[WHAT IS REQUIRED]
Repeat every record below exactly, but leave out any pictures.

[DATA LINES]
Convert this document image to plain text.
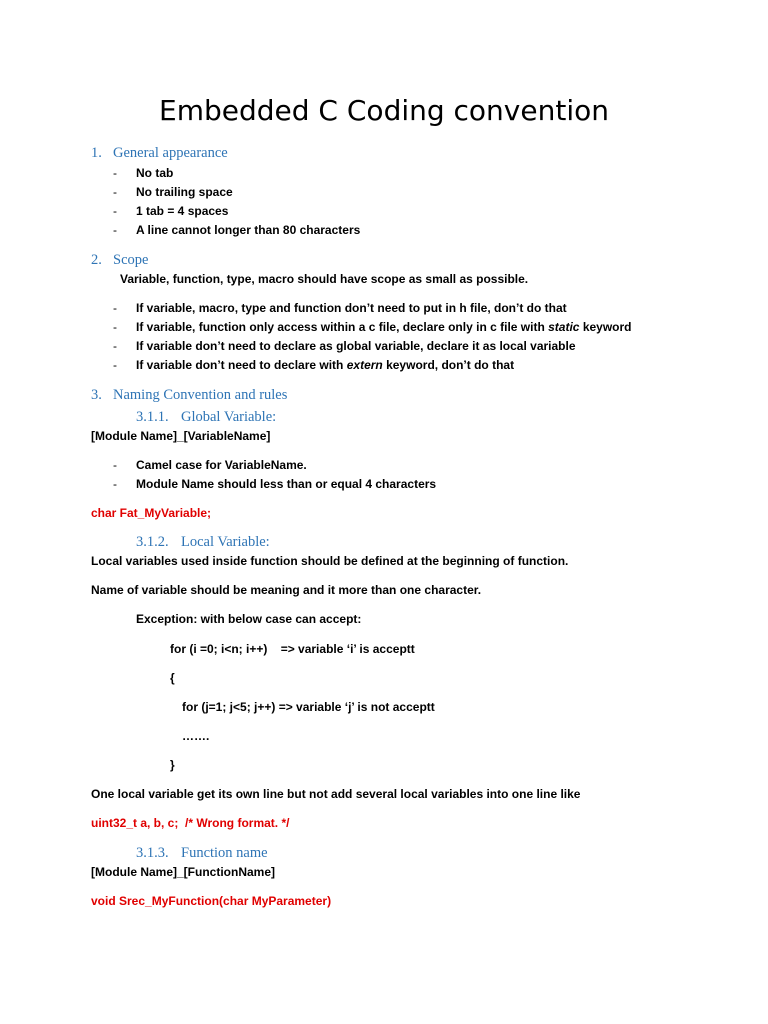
Embedded C Coding convention
1. General appearance
- No tab
- No trailing space
- 1 tab = 4 spaces
- A line cannot longer than 80 characters
2. Scope
Variable, function, type, macro should have scope as small as possible.
- If variable, macro, type and function don’t need to put in h file, don’t do that
- If variable, function only access within a c file, declare only in c file with static keyword
- If variable don’t need to declare as global variable, declare it as local variable
- If variable don’t need to declare with extern keyword, don’t do that
3. Naming Convention and rules
3.1.1. Global Variable:
[Module Name]_[VariableName]
- Camel case for VariableName.
- Module Name should less than or equal 4 characters
char Fat_MyVariable;
3.1.2. Local Variable:
Local variables used inside function should be defined at the beginning of function.
Name of variable should be meaning and it more than one character.
Exception: with below case can accept:
for (i =0; i<n; i++)    => variable ‘i’ is acceptt
{
for (j=1; j<5; j++) => variable ‘j’ is not acceptt
…….
}
One local variable get its own line but not add several local variables into one line like
uint32_t a, b, c;  /* Wrong format. */
3.1.3. Function name
[Module Name]_[FunctionName]
void Srec_MyFunction(char MyParameter)
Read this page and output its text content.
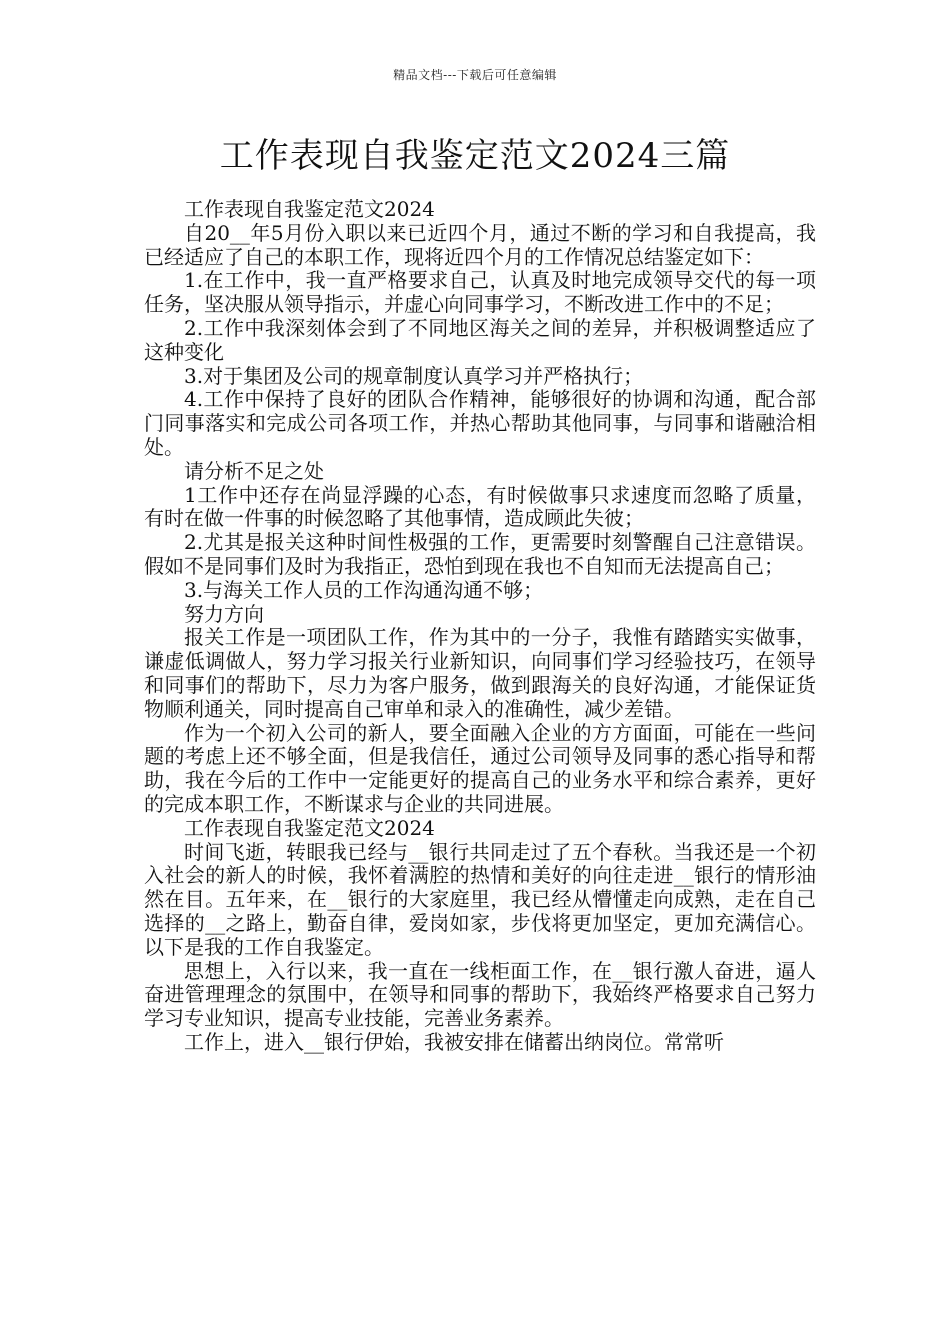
精品文档---下载后可任意编辑
工作表现自我鉴定范文2024三篇

工作表现自我鉴定范文2024

自20__年5月份入职以来已近四个月，通过不断的学习和自我提高，我已经适应了自己的本职工作，现将近四个月的工作情况总结鉴定如下：

1.在工作中，我一直严格要求自己，认真及时地完成领导交代的每一项任务，坚决服从领导指示，并虚心向同事学习，不断改进工作中的不足；

2.工作中我深刻体会到了不同地区海关之间的差异，并积极调整适应了这种变化

3.对于集团及公司的规章制度认真学习并严格执行；

4.工作中保持了良好的团队合作精神，能够很好的协调和沟通，配合部门同事落实和完成公司各项工作，并热心帮助其他同事，与同事和谐融洽相处。

请分析不足之处

1工作中还存在尚显浮躁的心态，有时候做事只求速度而忽略了质量，有时在做一件事的时候忽略了其他事情，造成顾此失彼；

2.尤其是报关这种时间性极强的工作，更需要时刻警醒自己注意错误。假如不是同事们及时为我指正，恐怕到现在我也不自知而无法提高自己；

3.与海关工作人员的工作沟通沟通不够；

努力方向

报关工作是一项团队工作，作为其中的一分子，我惟有踏踏实实做事，谦虚低调做人，努力学习报关行业新知识，向同事们学习经验技巧，在领导和同事们的帮助下，尽力为客户服务，做到跟海关的良好沟通，才能保证货物顺利通关，同时提高自己审单和录入的准确性，减少差错。

作为一个初入公司的新人，要全面融入企业的方方面面，可能在一些问题的考虑上还不够全面，但是我信任，通过公司领导及同事的悉心指导和帮助，我在今后的工作中一定能更好的提高自己的业务水平和综合素养，更好的完成本职工作，不断谋求与企业的共同进展。

工作表现自我鉴定范文2024

时间飞逝，转眼我已经与__银行共同走过了五个春秋。当我还是一个初入社会的新人的时候，我怀着满腔的热情和美好的向往走进__银行的情形油然在目。五年来，在__银行的大家庭里，我已经从懵懂走向成熟，走在自己选择的__之路上，勤奋自律，爱岗如家，步伐将更加坚定，更加充满信心。以下是我的工作自我鉴定。

思想上，入行以来，我一直在一线柜面工作，在__银行激人奋进，逼人奋进管理理念的氛围中，在领导和同事的帮助下，我始终严格要求自己努力学习专业知识，提高专业技能，完善业务素养。

工作上，进入__银行伊始，我被安排在储蓄出纳岗位。常常听
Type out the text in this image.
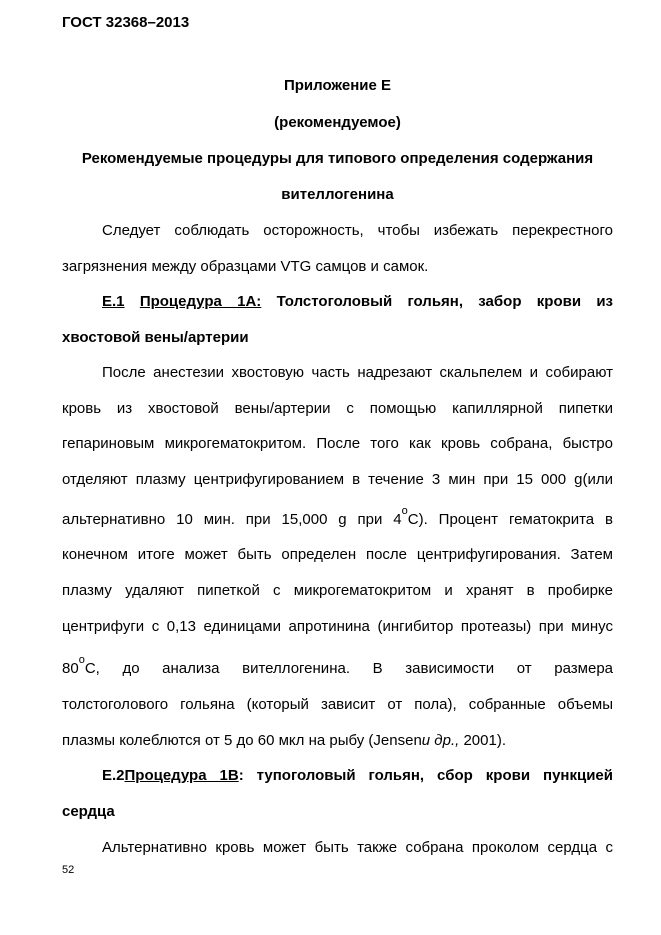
ГОСТ 32368–2013
Приложение Е
(рекомендуемое)
Рекомендуемые процедуры для типового определения содержания
вителлогенина
Следует соблюдать осторожность, чтобы избежать перекрестного
загрязнения между образцами VTG самцов и самок.
Е.1 Процедура 1А: Толстоголовый гольян, забор крови из
хвостовой вены/артерии
После анестезии хвостовую часть надрезают скальпелем и собирают
кровь из хвостовой вены/артерии с помощью капиллярной пипетки
гепариновым микрогематокритом. После того как кровь собрана, быстро
отделяют плазму центрифугированием в течение 3 мин при 15 000 g(или
альтернативно 10 мин. при 15,000 g при 4$^o$С). Процент гематокрита в
конечном итоге может быть определен после центрифугирования. Затем
плазму удаляют пипеткой с микрогематокритом и хранят в пробирке
центрифуги с 0,13 единицами апротинина (ингибитор протеазы) при минус
80$^o$С, до анализа вителлогенина. В зависимости от размера
толстоголового гольяна (который зависит от пола), собранные объемы
плазмы колеблются от 5 до 60 мкл на рыбу (Jensenи др., 2001).
Е.2Процедура 1В: тупоголовый гольян, сбор крови пункцией
сердца
Альтернативно кровь может быть также собрана проколом сердца с
52
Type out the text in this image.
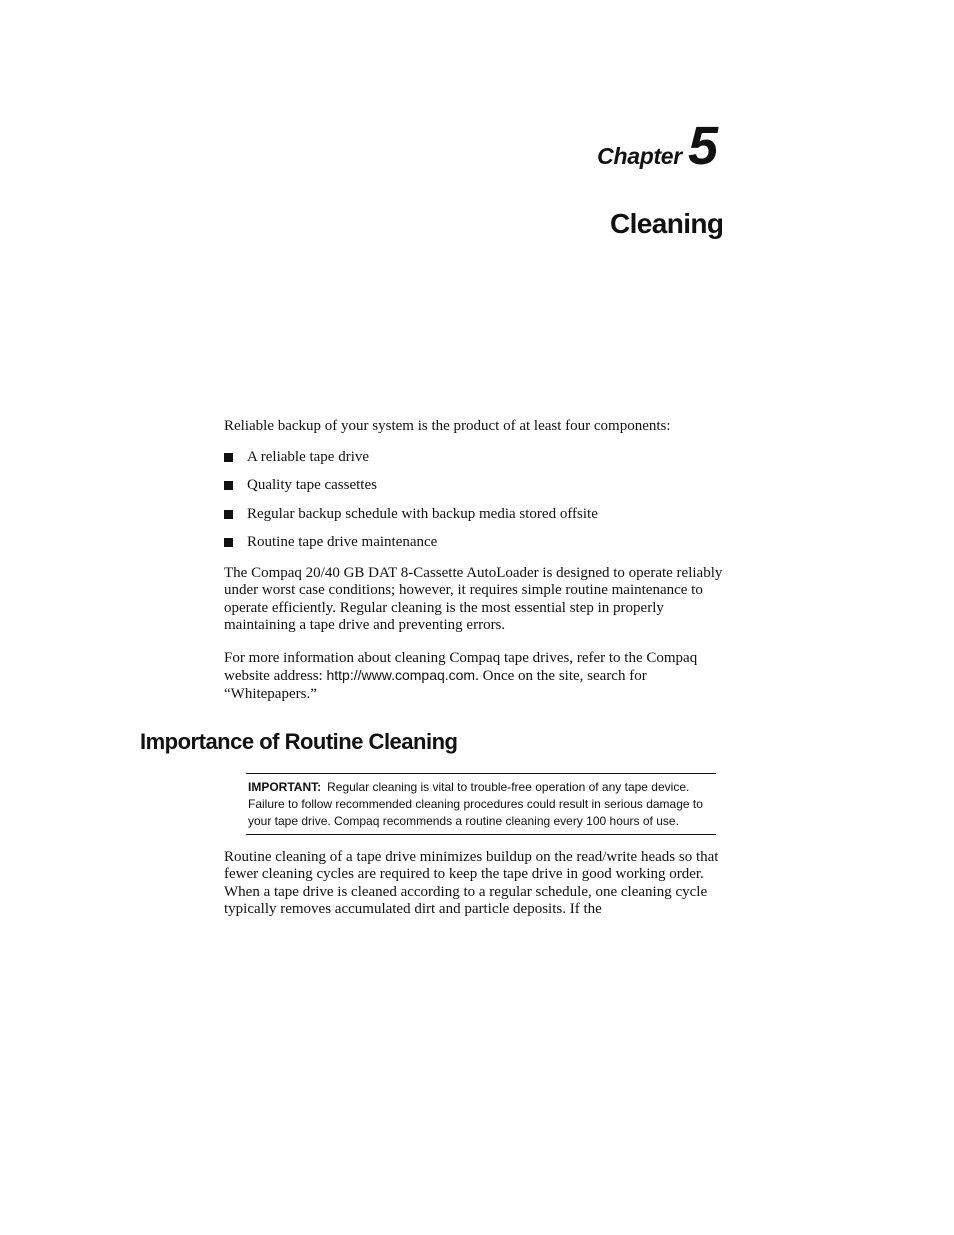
Chapter 5
Cleaning

Reliable backup of your system is the product of at least four components:

A reliable tape drive
Quality tape cassettes
Regular backup schedule with backup media stored offsite
Routine tape drive maintenance

The Compaq 20/40 GB DAT 8-Cassette AutoLoader is designed to operate reliably under worst case conditions; however, it requires simple routine maintenance to operate efficiently. Regular cleaning is the most essential step in properly maintaining a tape drive and preventing errors.

For more information about cleaning Compaq tape drives, refer to the Compaq website address: http://www.compaq.com. Once on the site, search for “Whitepapers.”

Importance of Routine Cleaning
IMPORTANT: Regular cleaning is vital to trouble-free operation of any tape device. Failure to follow recommended cleaning procedures could result in serious damage to your tape drive. Compaq recommends a routine cleaning every 100 hours of use.

Routine cleaning of a tape drive minimizes buildup on the read/write heads so that fewer cleaning cycles are required to keep the tape drive in good working order. When a tape drive is cleaned according to a regular schedule, one cleaning cycle typically removes accumulated dirt and particle deposits. If the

[WRITTEN RESPONSE]
Convert this document image to plain text.
Embedded C Coding convention
1. General appearance
- No tab
- No trailing space
- 1 tab = 4 spaces
- A line cannot longer than 80 characters
2. Scope
Variable, function, type, macro should have scope as small as possible.
- If variable, macro, type and function don’t need to put in h file, don’t do that
- If variable, function only access within a c file, declare only in c file with static keyword
- If variable don’t need to declare as global variable, declare it as local variable
- If variable don’t need to declare with extern keyword, don’t do that
3. Naming Convention and rules
3.1.1. Global Variable:
[Module Name]_[VariableName]
- Camel case for VariableName.
- Module Name should less than or equal 4 characters
char Fat_MyVariable;
3.1.2. Local Variable:
Local variables used inside function should be defined at the beginning of function.
Name of variable should be meaning and it more than one character.
Exception: with below case can accept:
for (i =0; i<n; i++)    => variable ‘i’ is acceptt
{
for (j=1; j<5; j++) => variable ‘j’ is not acceptt
…….
}
One local variable get its own line but not add several local variables into one line like
uint32_t a, b, c;  /* Wrong format. */
3.1.3. Function name
[Module Name]_[FunctionName]
void Srec_MyFunction(char MyParameter)
Read this page and output its text content.
精品文档---下载后可任意编辑
工作表现自我鉴定范文2024三篇

工作表现自我鉴定范文2024

自20__年5月份入职以来已近四个月，通过不断的学习和自我提高，我已经适应了自己的本职工作，现将近四个月的工作情况总结鉴定如下：

1.在工作中，我一直严格要求自己，认真及时地完成领导交代的每一项任务，坚决服从领导指示，并虚心向同事学习，不断改进工作中的不足；

2.工作中我深刻体会到了不同地区海关之间的差异，并积极调整适应了这种变化

3.对于集团及公司的规章制度认真学习并严格执行；

4.工作中保持了良好的团队合作精神，能够很好的协调和沟通，配合部门同事落实和完成公司各项工作，并热心帮助其他同事，与同事和谐融洽相处。

请分析不足之处

1工作中还存在尚显浮躁的心态，有时候做事只求速度而忽略了质量，有时在做一件事的时候忽略了其他事情，造成顾此失彼；

2.尤其是报关这种时间性极强的工作，更需要时刻警醒自己注意错误。假如不是同事们及时为我指正，恐怕到现在我也不自知而无法提高自己；

3.与海关工作人员的工作沟通沟通不够；

努力方向

报关工作是一项团队工作，作为其中的一分子，我惟有踏踏实实做事，谦虚低调做人，努力学习报关行业新知识，向同事们学习经验技巧，在领导和同事们的帮助下，尽力为客户服务，做到跟海关的良好沟通，才能保证货物顺利通关，同时提高自己审单和录入的准确性，减少差错。

作为一个初入公司的新人，要全面融入企业的方方面面，可能在一些问题的考虑上还不够全面，但是我信任，通过公司领导及同事的悉心指导和帮助，我在今后的工作中一定能更好的提高自己的业务水平和综合素养，更好的完成本职工作，不断谋求与企业的共同进展。

工作表现自我鉴定范文2024

时间飞逝，转眼我已经与__银行共同走过了五个春秋。当我还是一个初入社会的新人的时候，我怀着满腔的热情和美好的向往走进__银行的情形油然在目。五年来，在__银行的大家庭里，我已经从懵懂走向成熟，走在自己选择的__之路上，勤奋自律，爱岗如家，步伐将更加坚定，更加充满信心。以下是我的工作自我鉴定。

思想上，入行以来，我一直在一线柜面工作，在__银行激人奋进，逼人奋进管理理念的氛围中，在领导和同事的帮助下，我始终严格要求自己努力学习专业知识，提高专业技能，完善业务素养。

工作上，进入__银行伊始，我被安排在储蓄出纳岗位。常常听
Type out the text in this image.
ГОСТ 32368–2013
Приложение Е
(рекомендуемое)
Рекомендуемые процедуры для типового определения содержания
вителлогенина
Следует соблюдать осторожность, чтобы избежать перекрестного
загрязнения между образцами VTG самцов и самок.
Е.1 Процедура 1А: Толстоголовый гольян, забор крови из
хвостовой вены/артерии
После анестезии хвостовую часть надрезают скальпелем и собирают
кровь из хвостовой вены/артерии с помощью капиллярной пипетки
гепариновым микрогематокритом. После того как кровь собрана, быстро
отделяют плазму центрифугированием в течение 3 мин при 15 000 g(или
альтернативно 10 мин. при 15,000 g при 4$^o$С). Процент гематокрита в
конечном итоге может быть определен после центрифугирования. Затем
плазму удаляют пипеткой с микрогематокритом и хранят в пробирке
центрифуги с 0,13 единицами апротинина (ингибитор протеазы) при минус
80$^o$С, до анализа вителлогенина. В зависимости от размера
толстоголового гольяна (который зависит от пола), собранные объемы
плазмы колеблются от 5 до 60 мкл на рыбу (Jensenи др., 2001).
Е.2Процедура 1В: тупоголовый гольян, сбор крови пункцией
сердца
Альтернативно кровь может быть также собрана проколом сердца с
52
Type out the text in this image.
Chapter 5
Cleaning

Reliable backup of your system is the product of at least four components:

A reliable tape drive
Quality tape cassettes
Regular backup schedule with backup media stored offsite
Routine tape drive maintenance

The Compaq 20/40 GB DAT 8-Cassette AutoLoader is designed to operate reliably under worst case conditions; however, it requires simple routine maintenance to operate efficiently. Regular cleaning is the most essential step in properly maintaining a tape drive and preventing errors.

For more information about cleaning Compaq tape drives, refer to the Compaq website address: http://www.compaq.com. Once on the site, search for “Whitepapers.”

Importance of Routine Cleaning
IMPORTANT: Regular cleaning is vital to trouble-free operation of any tape device. Failure to follow recommended cleaning procedures could result in serious damage to your tape drive. Compaq recommends a routine cleaning every 100 hours of use.

Routine cleaning of a tape drive minimizes buildup on the read/write heads so that fewer cleaning cycles are required to keep the tape drive in good working order. When a tape drive is cleaned according to a regular schedule, one cleaning cycle typically removes accumulated dirt and particle deposits. If the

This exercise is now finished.